*Dataset extract:*

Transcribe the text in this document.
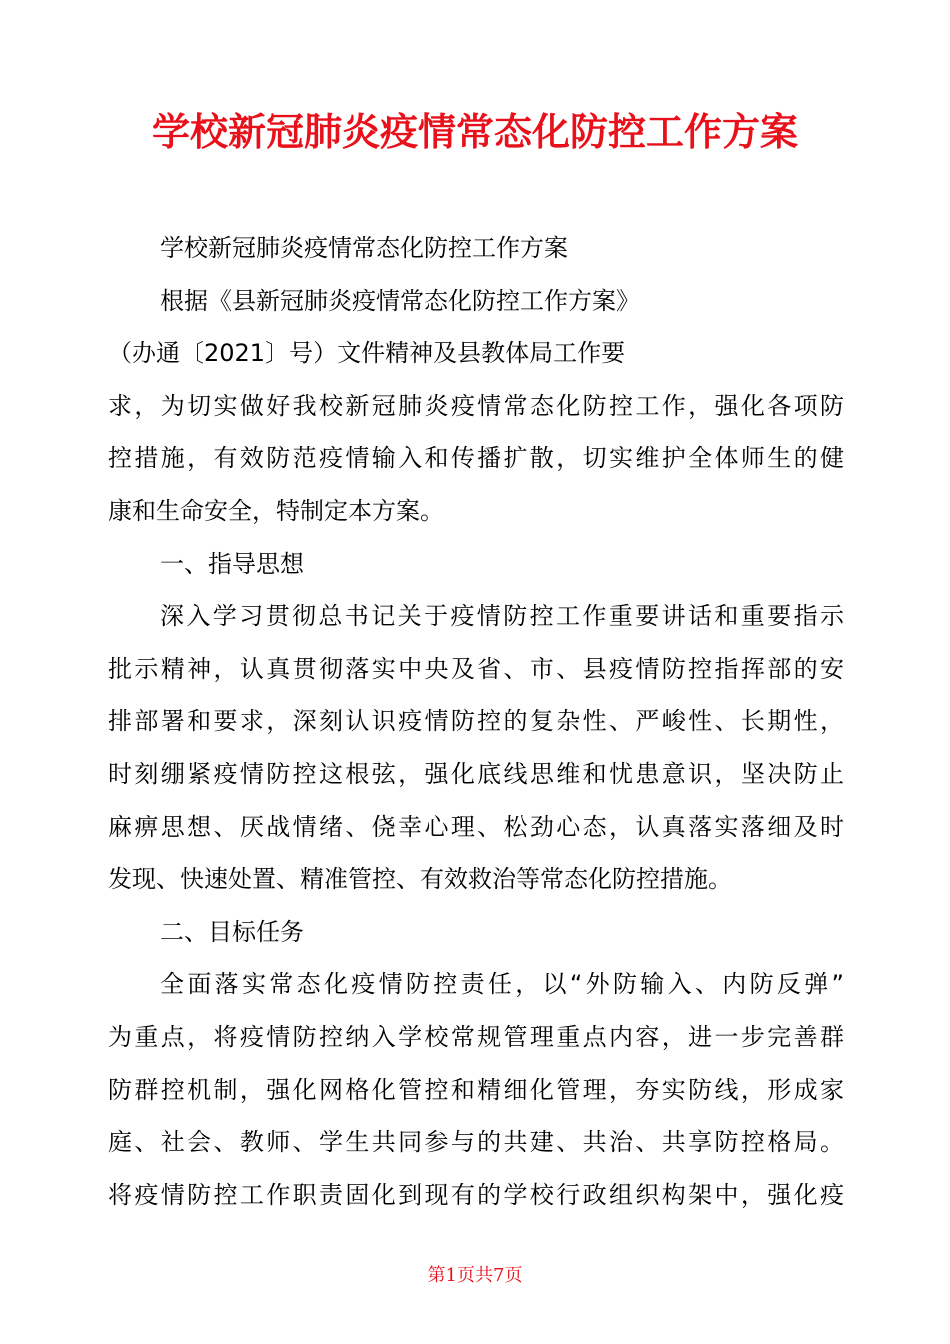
学校新冠肺炎疫情常态化防控工作方案
学校新冠肺炎疫情常态化防控工作方案
根据《县新冠肺炎疫情常态化防控工作方案》
（办通〔2021〕号）文件精神及县教体局工作要
求，为切实做好我校新冠肺炎疫情常态化防控工作，强化各项防
控措施，有效防范疫情输入和传播扩散，切实维护全体师生的健
康和生命安全，特制定本方案。
一、指导思想
深入学习贯彻总书记关于疫情防控工作重要讲话和重要指示
批示精神，认真贯彻落实中央及省、市、县疫情防控指挥部的安
排部署和要求，深刻认识疫情防控的复杂性、严峻性、长期性，
时刻绷紧疫情防控这根弦，强化底线思维和忧患意识，坚决防止
麻痹思想、厌战情绪、侥幸心理、松劲心态，认真落实落细及时
发现、快速处置、精准管控、有效救治等常态化防控措施。
二、目标任务
全面落实常态化疫情防控责任，以“外防输入、内防反弹”
为重点，将疫情防控纳入学校常规管理重点内容，进一步完善群
防群控机制，强化网格化管控和精细化管理，夯实防线，形成家
庭、社会、教师、学生共同参与的共建、共治、共享防控格局。
将疫情防控工作职责固化到现有的学校行政组织构架中，强化疫
第1页共7页
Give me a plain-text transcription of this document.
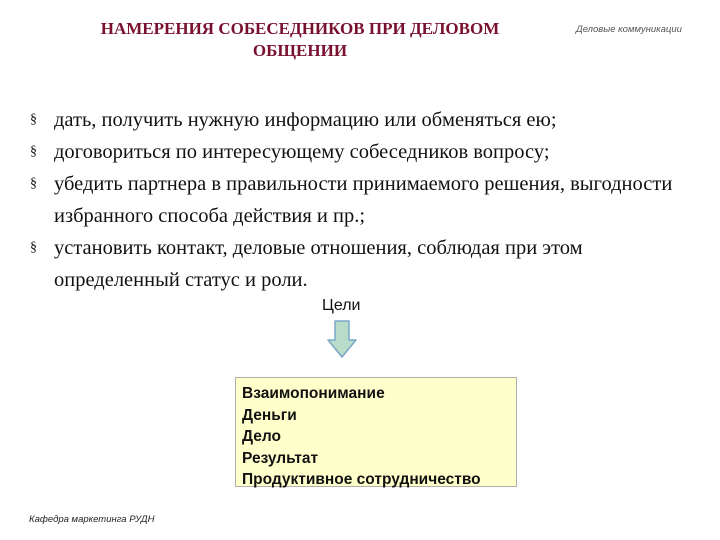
НАМЕРЕНИЯ СОБЕСЕДНИКОВ ПРИ ДЕЛОВОМ
ОБЩЕНИИ
Деловые коммуникации
§ дать, получить нужную информацию или обменяться ею;
§ договориться по интересующему собеседников вопросу;
§ убедить партнера в правильности принимаемого решения, выгодности избранного способа действия и пр.;
§ установить контакт, деловые отношения, соблюдая при этом определенный статус и роли.
Цели
Взаимопонимание
Деньги
Дело
Результат
Продуктивное сотрудничество
Кафедра маркетинга РУДН
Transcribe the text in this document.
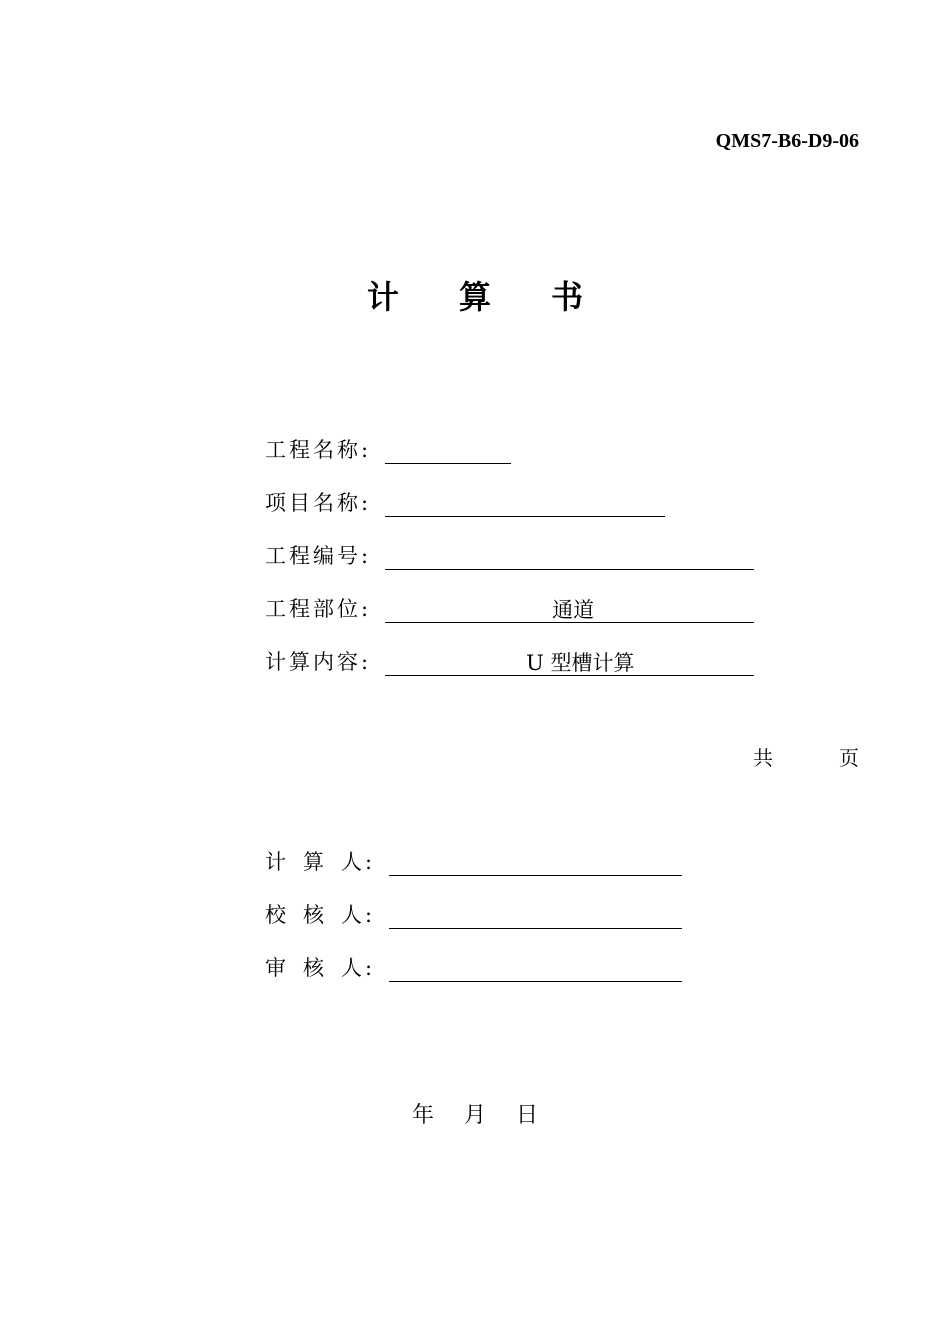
QMS7-B6-D9-06
计 算 书
工程名称:
项目名称:
工程编号:
工程部位:	通道
计算内容:	U 型槽计算
共	页
计 算 人:
校 核 人:
审 核 人:
年 月 日
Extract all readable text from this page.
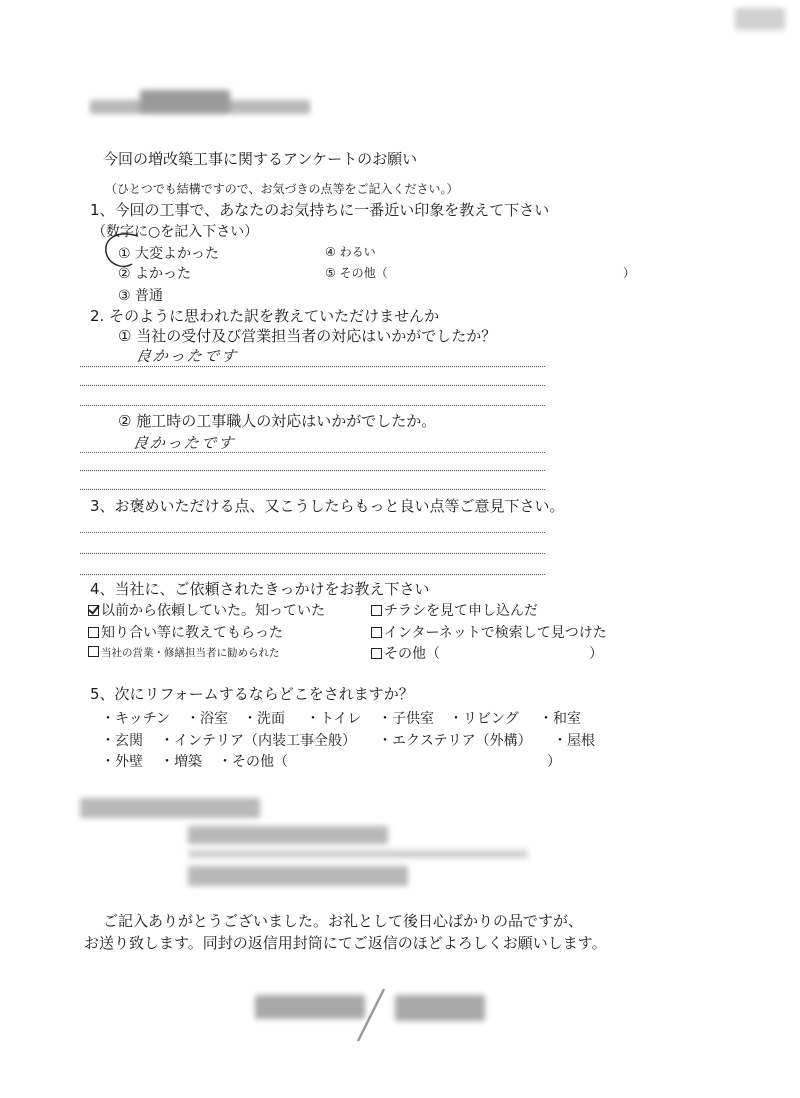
今回の増改築工事に関するアンケートのお願い
（ひとつでも結構ですので、お気づきの点等をご記入ください。）
1、今回の工事で、あなたのお気持ちに一番近い印象を教えて下さい
（数字に○を記入下さい）
① 大変よかった
② よかった
③ 普通
④ わるい
⑤ その他（	）
2. そのように思われた訳を教えていただけませんか
① 当社の受付及び営業担当者の対応はいかがでしたか？
良かったです
② 施工時の工事職人の対応はいかがでしたか。
良かったです
3、お褒めいただける点、又こうしたらもっと良い点等ご意見下さい。
4、当社に、ご依頼されたきっかけをお教え下さい
以前から依頼していた。知っていた	チラシを見て申し込んだ
知り合い等に教えてもらった	インターネットで検索して見つけた
当社の営業・修繕担当者に勧められた	その他（	）
5、次にリフォームするならどこをされますか？
・キッチン ・浴室 ・洗面 ・トイレ ・子供室 ・リビング ・和室
・玄関 ・インテリア（内装工事全般） ・エクステリア（外構） ・屋根
・外壁 ・増築 ・その他（	）
ご記入ありがとうございました。お礼として後日心ばかりの品ですが、
お送り致します。同封の返信用封筒にてご返信のほどよろしくお願いします。
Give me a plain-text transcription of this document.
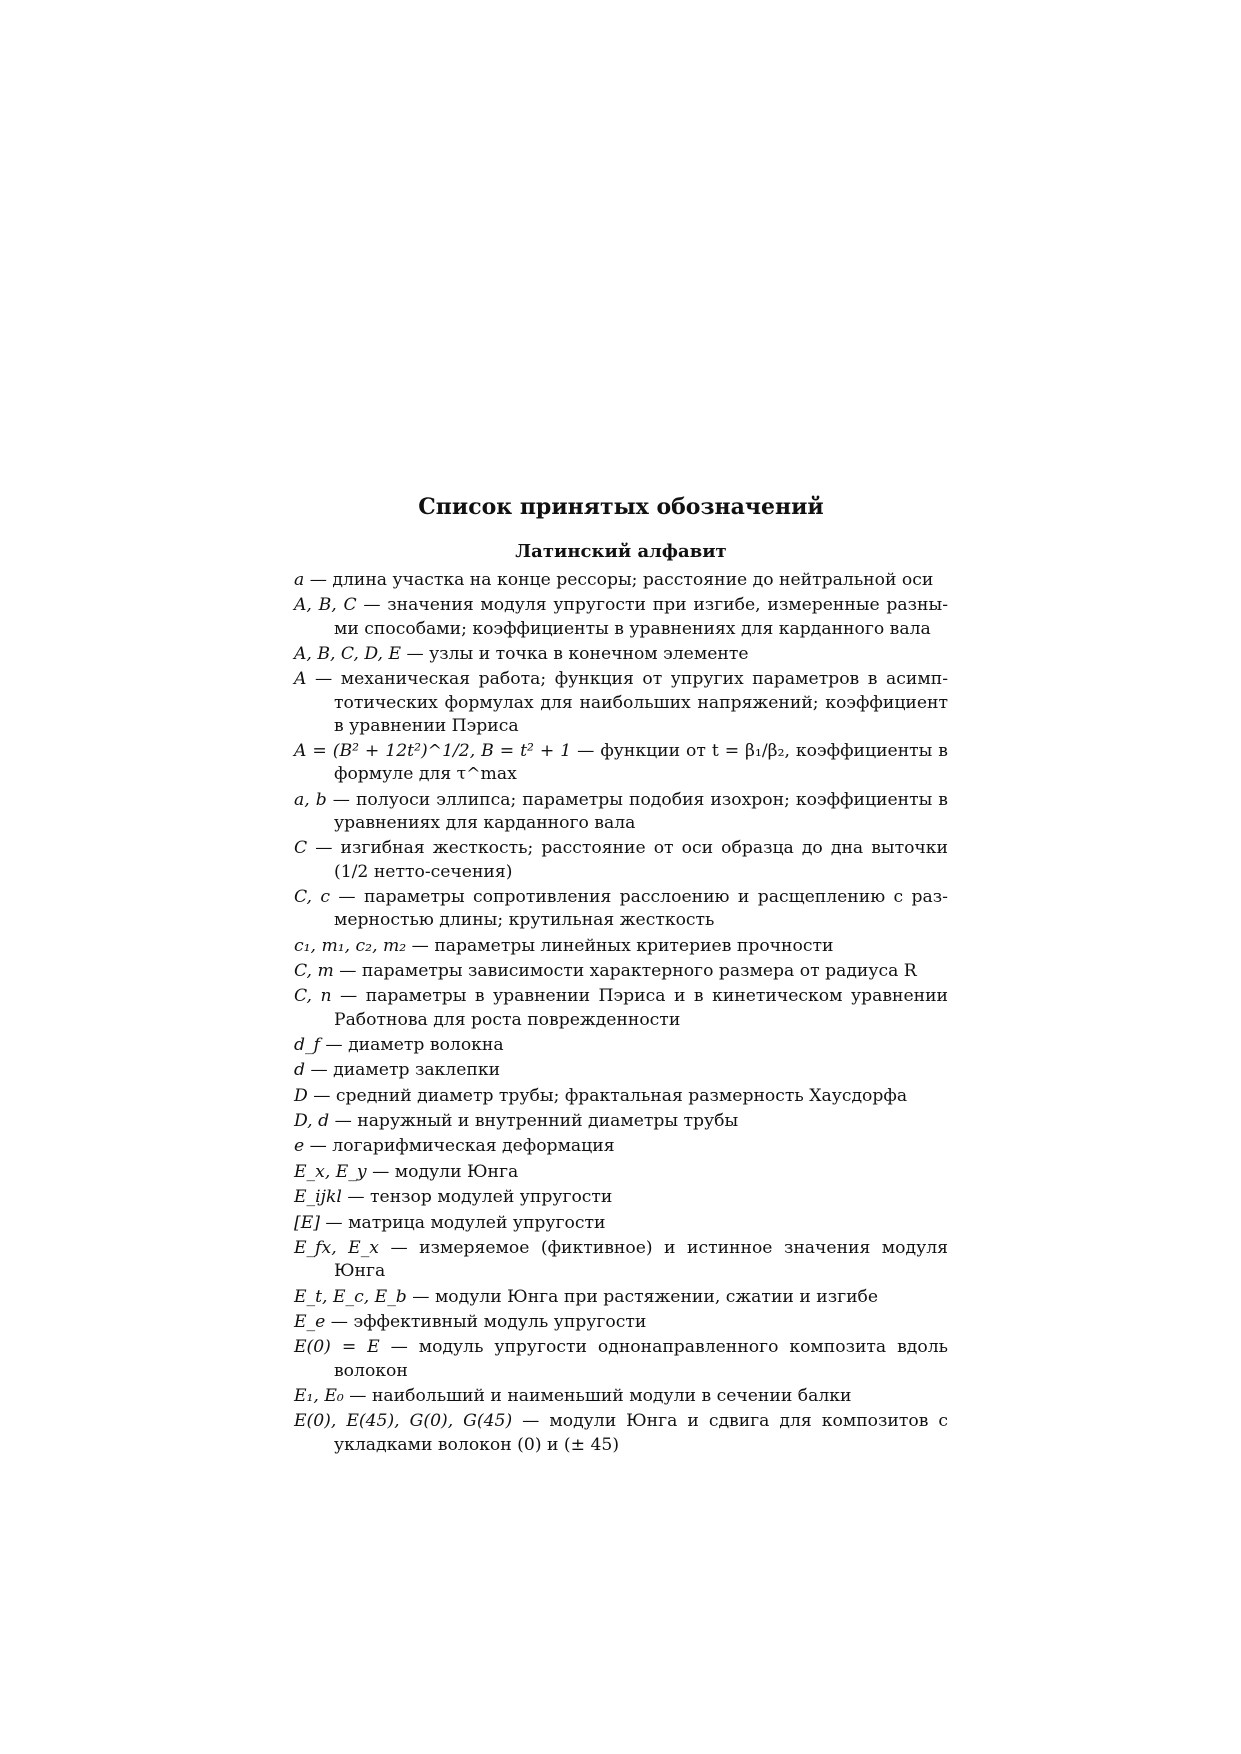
Список принятых обозначений
Латинский алфавит
a — длина участка на конце рессоры; расстояние до нейтральной оси
A, B, C — значения модуля упругости при изгибе, измеренные разными способами; коэффициенты в уравнениях для карданного вала
A, B, C, D, E — узлы и точка в конечном элементе
A — механическая работа; функция от упругих параметров в асимптотических формулах для наибольших напряжений; коэффициент в уравнении Пэриса
A = (B² + 12t²)^1/2, B = t² + 1 — функции от t = β₁/β₂, коэффициенты в формуле для τ^max
a, b — полуоси эллипса; параметры подобия изохрон; коэффициенты в уравнениях для карданного вала
C — изгибная жесткость; расстояние от оси образца до дна выточки (1/2 нетто-сечения)
C, c — параметры сопротивления расслоению и расщеплению с размерностью длины; крутильная жесткость
c₁, m₁, c₂, m₂ — параметры линейных критериев прочности
C, m — параметры зависимости характерного размера от радиуса R
C, n — параметры в уравнении Пэриса и в кинетическом уравнении Работнова для роста поврежденности
d_f — диаметр волокна
d — диаметр заклепки
D — средний диаметр трубы; фрактальная размерность Хаусдорфа
D, d — наружный и внутренний диаметры трубы
e — логарифмическая деформация
E_x, E_y — модули Юнга
E_ijkl — тензор модулей упругости
[E] — матрица модулей упругости
E_fx, E_x — измеряемое (фиктивное) и истинное значения модуля Юнга
E_t, E_c, E_b — модули Юнга при растяжении, сжатии и изгибе
E_e — эффективный модуль упругости
E(0) = E — модуль упругости однонаправленного композита вдоль волокон
E₁, E₀ — наибольший и наименьший модули в сечении балки
E(0), E(45), G(0), G(45) — модули Юнга и сдвига для композитов с укладками волокон (0) и (± 45)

*What the exercise asks:*
Transcribe all of the entries word for word, but skip any pictures they contain.

*Complete answer:*
Transcribe the text in this document.
学校新冠肺炎疫情常态化防控工作方案
学校新冠肺炎疫情常态化防控工作方案
根据《县新冠肺炎疫情常态化防控工作方案》
（办通〔2021〕号）文件精神及县教体局工作要
求，为切实做好我校新冠肺炎疫情常态化防控工作，强化各项防
控措施，有效防范疫情输入和传播扩散，切实维护全体师生的健
康和生命安全，特制定本方案。
一、指导思想
深入学习贯彻总书记关于疫情防控工作重要讲话和重要指示
批示精神，认真贯彻落实中央及省、市、县疫情防控指挥部的安
排部署和要求，深刻认识疫情防控的复杂性、严峻性、长期性，
时刻绷紧疫情防控这根弦，强化底线思维和忧患意识，坚决防止
麻痹思想、厌战情绪、侥幸心理、松劲心态，认真落实落细及时
发现、快速处置、精准管控、有效救治等常态化防控措施。
二、目标任务
全面落实常态化疫情防控责任，以“外防输入、内防反弹”
为重点，将疫情防控纳入学校常规管理重点内容，进一步完善群
防群控机制，强化网格化管控和精细化管理，夯实防线，形成家
庭、社会、教师、学生共同参与的共建、共治、共享防控格局。
将疫情防控工作职责固化到现有的学校行政组织构架中，强化疫
第1页共7页
Give me a plain-text transcription of this document.
НАМЕРЕНИЯ СОБЕСЕДНИКОВ ПРИ ДЕЛОВОМ
ОБЩЕНИИ
Деловые коммуникации
§ дать, получить нужную информацию или обменяться ею;
§ договориться по интересующему собеседников вопросу;
§ убедить партнера в правильности принимаемого решения, выгодности избранного способа действия и пр.;
§ установить контакт, деловые отношения, соблюдая при этом определенный статус и роли.
Цели
Взаимопонимание
Деньги
Дело
Результат
Продуктивное сотрудничество
Кафедра маркетинга РУДН
Transcribe the text in this document.
QMS7-B6-D9-06
计 算 书
工程名称:
项目名称:
工程编号:
工程部位:	通道
计算内容:	U 型槽计算
共	页
计 算 人:
校 核 人:
审 核 人:
年 月 日
Extract all readable text from this page.
今回の増改築工事に関するアンケートのお願い
（ひとつでも結構ですので、お気づきの点等をご記入ください。）
1、今回の工事で、あなたのお気持ちに一番近い印象を教えて下さい
（数字に○を記入下さい）
① 大変よかった
② よかった
③ 普通
④ わるい
⑤ その他（	）
2. そのように思われた訳を教えていただけませんか
① 当社の受付及び営業担当者の対応はいかがでしたか？
良かったです
② 施工時の工事職人の対応はいかがでしたか。
良かったです
3、お褒めいただける点、又こうしたらもっと良い点等ご意見下さい。
4、当社に、ご依頼されたきっかけをお教え下さい
以前から依頼していた。知っていた	チラシを見て申し込んだ
知り合い等に教えてもらった	インターネットで検索して見つけた
当社の営業・修繕担当者に勧められた	その他（	）
5、次にリフォームするならどこをされますか？
・キッチン ・浴室 ・洗面 ・トイレ ・子供室 ・リビング ・和室
・玄関 ・インテリア（内装工事全般） ・エクステリア（外構） ・屋根
・外壁 ・増築 ・その他（	）
ご記入ありがとうございました。お礼として後日心ばかりの品ですが、
お送り致します。同封の返信用封筒にてご返信のほどよろしくお願いします。
Give me a plain-text transcription of this document.
Список принятых обозначений
Латинский алфавит
a — длина участка на конце рессоры; расстояние до нейтральной оси
A, B, C — значения модуля упругости при изгибе, измеренные разными способами; коэффициенты в уравнениях для карданного вала
A, B, C, D, E — узлы и точка в конечном элементе
A — механическая работа; функция от упругих параметров в асимптотических формулах для наибольших напряжений; коэффициент в уравнении Пэриса
A = (B² + 12t²)^1/2, B = t² + 1 — функции от t = β₁/β₂, коэффициенты в формуле для τ^max
a, b — полуоси эллипса; параметры подобия изохрон; коэффициенты в уравнениях для карданного вала
C — изгибная жесткость; расстояние от оси образца до дна выточки (1/2 нетто-сечения)
C, c — параметры сопротивления расслоению и расщеплению с размерностью длины; крутильная жесткость
c₁, m₁, c₂, m₂ — параметры линейных критериев прочности
C, m — параметры зависимости характерного размера от радиуса R
C, n — параметры в уравнении Пэриса и в кинетическом уравнении Работнова для роста поврежденности
d_f — диаметр волокна
d — диаметр заклепки
D — средний диаметр трубы; фрактальная размерность Хаусдорфа
D, d — наружный и внутренний диаметры трубы
e — логарифмическая деформация
E_x, E_y — модули Юнга
E_ijkl — тензор модулей упругости
[E] — матрица модулей упругости
E_fx, E_x — измеряемое (фиктивное) и истинное значения модуля Юнга
E_t, E_c, E_b — модули Юнга при растяжении, сжатии и изгибе
E_e — эффективный модуль упругости
E(0) = E — модуль упругости однонаправленного композита вдоль волокон
E₁, E₀ — наибольший и наименьший модули в сечении балки
E(0), E(45), G(0), G(45) — модули Юнга и сдвига для композитов с укладками волокон (0) и (± 45)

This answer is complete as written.